* What you should do *
Go through the material and pull out every line with the string "ylabel" in it.

* Record excerpts *
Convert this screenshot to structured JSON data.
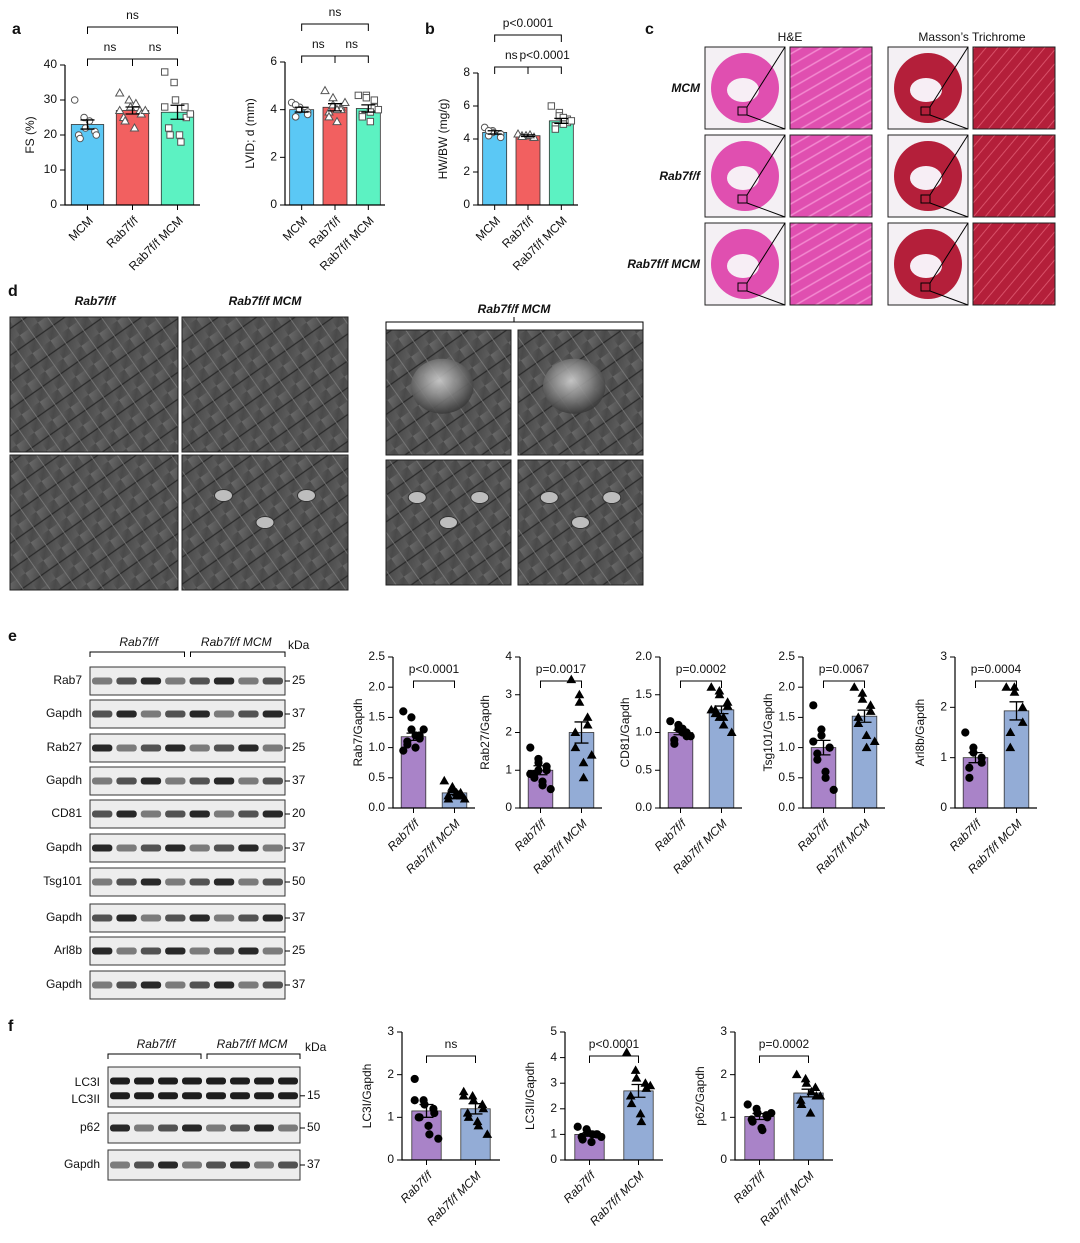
{
  "panel_labels": [
    "a",
    "b",
    "c",
    "d",
    "e",
    "f"
  ],
  "histology": {
    "columns": [
      "H&E",
      "Masson’s Trichrome"
    ],
    "rows": [
      "MCM",
      "Rab7f/f",
      "Rab7f/f MCM"
    ]
  },
  "electron_microscopy": {
    "headers": [
      "Rab7f/f",
      "Rab7f/f MCM",
      "Rab7f/f MCM"
    ]
  },
  "blots_e": {
    "groups": [
      "Rab7f/f",
      "Rab7f/f MCM"
    ],
    "unit": "kDa",
    "bands": [
      {
        "name": "Rab7",
        "kda": 25
      },
      {
        "name": "Gapdh",
        "kda": 37
      },
      {
        "name": "Rab27",
        "kda": 25
      },
      {
        "name": "Gapdh",
        "kda": 37
      },
      {
        "name": "CD81",
        "kda": 20
      },
      {
        "name": "Gapdh",
        "kda": 37
      },
      {
        "name": "Tsg101",
        "kda": 50
      },
      {
        "name": "Gapdh",
        "kda": 37
      },
      {
        "name": "Arl8b",
        "kda": 25
      },
      {
        "name": "Gapdh",
        "kda": 37
      }
    ]
  },
  "blots_f": {
    "groups": [
      "Rab7f/f",
      "Rab7f/f MCM"
    ],
    "unit": "kDa",
    "bands": [
      {
        "name": "LC3I"
      },
      {
        "name": "LC3II",
        "kda": 15
      },
      {
        "name": "p62",
        "kda": 50
      },
      {
        "name": "Gapdh",
        "kda": 37
      }
    ]
  },
  "chart_data": [
    {
      "type": "bar",
      "ylabel": "FS (%)",
      "categories": [
        "MCM",
        "Rab7f/f",
        "Rab7f/f MCM"
      ],
      "values": [
        23,
        27,
        26.5
      ],
      "errors": [
        1.3,
        1,
        2
      ],
      "colors": [
        "#5bc8f5",
        "#f26060",
        "#5cf2c2"
      ],
      "markers": [
        "circle",
        "triangle",
        "square"
      ],
      "marker_fill": false,
      "points": [
        [
          30,
          25,
          22,
          21,
          20,
          20,
          19,
          24
        ],
        [
          32,
          30,
          28,
          27,
          26,
          25,
          24,
          22,
          29,
          27,
          27
        ],
        [
          38,
          35,
          30,
          28,
          25,
          22,
          20,
          20,
          18,
          26,
          28
        ]
      ],
      "ylim": [
        0,
        40
      ],
      "yticks": [
        0,
        10,
        20,
        30,
        40
      ],
      "comparisons": [
        {
          "pair": [
            0,
            1
          ],
          "label": "ns"
        },
        {
          "pair": [
            1,
            2
          ],
          "label": "ns"
        },
        {
          "pair": [
            0,
            2
          ],
          "label": "ns"
        }
      ]
    },
    {
      "type": "bar",
      "ylabel": "LVID; d (mm)",
      "categories": [
        "MCM",
        "Rab7f/f",
        "Rab7f/f MCM"
      ],
      "values": [
        4.0,
        4.1,
        4.05
      ],
      "errors": [
        0.1,
        0.15,
        0.15
      ],
      "colors": [
        "#5bc8f5",
        "#f26060",
        "#5cf2c2"
      ],
      "markers": [
        "circle",
        "triangle",
        "square"
      ],
      "marker_fill": false,
      "points": [
        [
          4.3,
          4.1,
          4.0,
          3.9,
          3.8,
          3.7,
          4.2
        ],
        [
          4.8,
          4.5,
          4.2,
          4.1,
          4.0,
          3.9,
          3.7,
          3.5,
          4.0,
          4.3
        ],
        [
          4.6,
          4.6,
          4.5,
          4.4,
          4.1,
          3.8,
          3.7,
          3.5,
          3.9,
          4.0
        ]
      ],
      "ylim": [
        0,
        6
      ],
      "yticks": [
        0,
        2,
        4,
        6
      ],
      "comparisons": [
        {
          "pair": [
            0,
            1
          ],
          "label": "ns"
        },
        {
          "pair": [
            1,
            2
          ],
          "label": "ns"
        },
        {
          "pair": [
            0,
            2
          ],
          "label": "ns"
        }
      ]
    },
    {
      "type": "bar",
      "ylabel": "HW/BW (mg/g)",
      "categories": [
        "MCM",
        "Rab7f/f",
        "Rab7f/f MCM"
      ],
      "values": [
        4.4,
        4.2,
        5.1
      ],
      "errors": [
        0.1,
        0.05,
        0.15
      ],
      "colors": [
        "#5bc8f5",
        "#f26060",
        "#5cf2c2"
      ],
      "markers": [
        "circle",
        "triangle",
        "square"
      ],
      "marker_fill": false,
      "points": [
        [
          4.7,
          4.5,
          4.4,
          4.3,
          4.1,
          4.2,
          4.5
        ],
        [
          4.3,
          4.2,
          4.2,
          4.1,
          4.1,
          4.2,
          4.15,
          4.25
        ],
        [
          6.0,
          5.6,
          5.4,
          5.2,
          5.0,
          4.8,
          4.6,
          4.9,
          5.3,
          5.1
        ]
      ],
      "ylim": [
        0,
        8
      ],
      "yticks": [
        0,
        2,
        4,
        6,
        8
      ],
      "comparisons": [
        {
          "pair": [
            0,
            1
          ],
          "label": "ns"
        },
        {
          "pair": [
            1,
            2
          ],
          "label": "p<0.0001"
        },
        {
          "pair": [
            0,
            2
          ],
          "label": "p<0.0001"
        }
      ]
    },
    {
      "type": "bar",
      "ylabel": "Rab7/Gapdh",
      "categories": [
        "Rab7f/f",
        "Rab7f/f MCM"
      ],
      "values": [
        1.18,
        0.25
      ],
      "errors": [
        0.06,
        0.03
      ],
      "colors": [
        "#a983c8",
        "#93acd6"
      ],
      "markers": [
        "circle",
        "triangle"
      ],
      "marker_fill": true,
      "points": [
        [
          1.6,
          1.5,
          1.3,
          1.2,
          1.15,
          1.1,
          1.05,
          1.0,
          1.2,
          1.3,
          0.95
        ],
        [
          0.45,
          0.35,
          0.3,
          0.25,
          0.2,
          0.2,
          0.15,
          0.2,
          0.25,
          0.15
        ]
      ],
      "ylim": [
        0,
        2.5
      ],
      "yticks": [
        {
          "value": 0,
          "label": "0.0"
        },
        0.5,
        {
          "value": 1,
          "label": "1.0"
        },
        1.5,
        {
          "value": 2,
          "label": "2.0"
        },
        2.5
      ],
      "comparisons": [
        {
          "pair": [
            0,
            1
          ],
          "label": "p<0.0001"
        }
      ]
    },
    {
      "type": "bar",
      "ylabel": "Rab27/Gapdh",
      "categories": [
        "Rab7f/f",
        "Rab7f/f MCM"
      ],
      "values": [
        1.0,
        2.0
      ],
      "errors": [
        0.12,
        0.28
      ],
      "colors": [
        "#a983c8",
        "#93acd6"
      ],
      "markers": [
        "circle",
        "triangle"
      ],
      "marker_fill": true,
      "points": [
        [
          1.6,
          1.3,
          1.2,
          1.1,
          1.0,
          0.9,
          0.8,
          0.7,
          0.6,
          0.5,
          0.9,
          1.0
        ],
        [
          3.4,
          3.0,
          2.8,
          2.4,
          2.2,
          2.0,
          1.6,
          1.2,
          0.8,
          1.4
        ]
      ],
      "ylim": [
        0,
        4
      ],
      "yticks": [
        0,
        1,
        2,
        3,
        4
      ],
      "comparisons": [
        {
          "pair": [
            0,
            1
          ],
          "label": "p=0.0017"
        }
      ]
    },
    {
      "type": "bar",
      "ylabel": "CD81/Gapdh",
      "categories": [
        "Rab7f/f",
        "Rab7f/f MCM"
      ],
      "values": [
        1.0,
        1.3
      ],
      "errors": [
        0.03,
        0.05
      ],
      "colors": [
        "#a983c8",
        "#93acd6"
      ],
      "markers": [
        "circle",
        "triangle"
      ],
      "marker_fill": true,
      "points": [
        [
          1.15,
          1.1,
          1.05,
          1.0,
          0.95,
          0.9,
          0.85,
          1.0,
          1.05,
          0.95
        ],
        [
          1.6,
          1.55,
          1.5,
          1.4,
          1.35,
          1.3,
          1.25,
          1.2,
          1.1,
          1.0,
          1.3,
          1.2
        ]
      ],
      "ylim": [
        0,
        2
      ],
      "yticks": [
        {
          "value": 0,
          "label": "0.0"
        },
        0.5,
        {
          "value": 1,
          "label": "1.0"
        },
        1.5,
        {
          "value": 2,
          "label": "2.0"
        }
      ],
      "comparisons": [
        {
          "pair": [
            0,
            1
          ],
          "label": "p=0.0002"
        }
      ]
    },
    {
      "type": "bar",
      "ylabel": "Tsg101/Gapdh",
      "categories": [
        "Rab7f/f",
        "Rab7f/f MCM"
      ],
      "values": [
        1.0,
        1.52
      ],
      "errors": [
        0.12,
        0.1
      ],
      "colors": [
        "#a983c8",
        "#93acd6"
      ],
      "markers": [
        "circle",
        "triangle"
      ],
      "marker_fill": true,
      "points": [
        [
          1.7,
          1.3,
          1.2,
          1.0,
          1.0,
          0.9,
          0.8,
          0.6,
          0.5,
          0.3,
          1.1
        ],
        [
          2.0,
          1.9,
          1.8,
          1.7,
          1.6,
          1.5,
          1.4,
          1.2,
          1.0,
          1.1
        ]
      ],
      "ylim": [
        0,
        2.5
      ],
      "yticks": [
        {
          "value": 0,
          "label": "0.0"
        },
        0.5,
        {
          "value": 1,
          "label": "1.0"
        },
        1.5,
        {
          "value": 2,
          "label": "2.0"
        },
        2.5
      ],
      "comparisons": [
        {
          "pair": [
            0,
            1
          ],
          "label": "p=0.0067"
        }
      ]
    },
    {
      "type": "bar",
      "ylabel": "Arl8b/Gapdh",
      "categories": [
        "Rab7f/f",
        "Rab7f/f MCM"
      ],
      "values": [
        1.0,
        1.93
      ],
      "errors": [
        0.1,
        0.18
      ],
      "colors": [
        "#a983c8",
        "#93acd6"
      ],
      "markers": [
        "circle",
        "triangle"
      ],
      "marker_fill": true,
      "points": [
        [
          1.5,
          1.2,
          1.1,
          1.0,
          0.9,
          0.8,
          0.6
        ],
        [
          2.4,
          2.4,
          2.3,
          2.0,
          1.7,
          1.2,
          1.5
        ]
      ],
      "ylim": [
        0,
        3
      ],
      "yticks": [
        0,
        1,
        2,
        3
      ],
      "comparisons": [
        {
          "pair": [
            0,
            1
          ],
          "label": "p=0.0004"
        }
      ]
    },
    {
      "type": "bar",
      "ylabel": "LC3I/Gapdh",
      "categories": [
        "Rab7f/f",
        "Rab7f/f MCM"
      ],
      "values": [
        1.15,
        1.2
      ],
      "errors": [
        0.15,
        0.12
      ],
      "colors": [
        "#a983c8",
        "#93acd6"
      ],
      "markers": [
        "circle",
        "triangle"
      ],
      "marker_fill": true,
      "points": [
        [
          1.9,
          1.4,
          1.3,
          1.2,
          1.1,
          1.0,
          1.0,
          0.8,
          0.6,
          0.5,
          1.4
        ],
        [
          1.6,
          1.5,
          1.4,
          1.3,
          1.2,
          1.1,
          1.0,
          0.9,
          0.8,
          0.6,
          1.5
        ]
      ],
      "ylim": [
        0,
        3
      ],
      "yticks": [
        0,
        1,
        2,
        3
      ],
      "comparisons": [
        {
          "pair": [
            0,
            1
          ],
          "label": "ns"
        }
      ]
    },
    {
      "type": "bar",
      "ylabel": "LC3II/Gapdh",
      "categories": [
        "Rab7f/f",
        "Rab7f/f MCM"
      ],
      "values": [
        1.0,
        2.7
      ],
      "errors": [
        0.07,
        0.25
      ],
      "colors": [
        "#a983c8",
        "#93acd6"
      ],
      "markers": [
        "circle",
        "triangle"
      ],
      "marker_fill": true,
      "points": [
        [
          1.3,
          1.2,
          1.1,
          1.0,
          1.0,
          0.9,
          0.8,
          0.7,
          1.0,
          0.9
        ],
        [
          4.2,
          3.5,
          3.2,
          3.0,
          2.8,
          2.5,
          2.2,
          1.8,
          1.5,
          2.9
        ]
      ],
      "ylim": [
        0,
        5
      ],
      "yticks": [
        0,
        1,
        2,
        3,
        4,
        5
      ],
      "comparisons": [
        {
          "pair": [
            0,
            1
          ],
          "label": "p<0.0001"
        }
      ]
    },
    {
      "type": "bar",
      "ylabel": "p62/Gapdh",
      "categories": [
        "Rab7f/f",
        "Rab7f/f MCM"
      ],
      "values": [
        1.02,
        1.57
      ],
      "errors": [
        0.07,
        0.09
      ],
      "colors": [
        "#a983c8",
        "#93acd6"
      ],
      "markers": [
        "circle",
        "triangle"
      ],
      "marker_fill": true,
      "points": [
        [
          1.3,
          1.2,
          1.1,
          1.05,
          1.0,
          0.95,
          0.9,
          0.75,
          0.7,
          1.1
        ],
        [
          2.0,
          1.9,
          1.8,
          1.7,
          1.5,
          1.4,
          1.3,
          1.1,
          1.6,
          1.5
        ]
      ],
      "ylim": [
        0,
        3
      ],
      "yticks": [
        0,
        1,
        2,
        3
      ],
      "comparisons": [
        {
          "pair": [
            0,
            1
          ],
          "label": "p=0.0002"
        }
      ]
    }
  ]
}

* Result *
      "ylabel": "FS (%)",
      "ylabel": "LVID; d (mm)",
      "ylabel": "HW/BW (mg/g)",
      "ylabel": "Rab7/Gapdh",
      "ylabel": "Rab27/Gapdh",
      "ylabel": "CD81/Gapdh",
      "ylabel": "Tsg101/Gapdh",
      "ylabel": "Arl8b/Gapdh",
      "ylabel": "LC3I/Gapdh",
      "ylabel": "LC3II/Gapdh",
      "ylabel": "p62/Gapdh",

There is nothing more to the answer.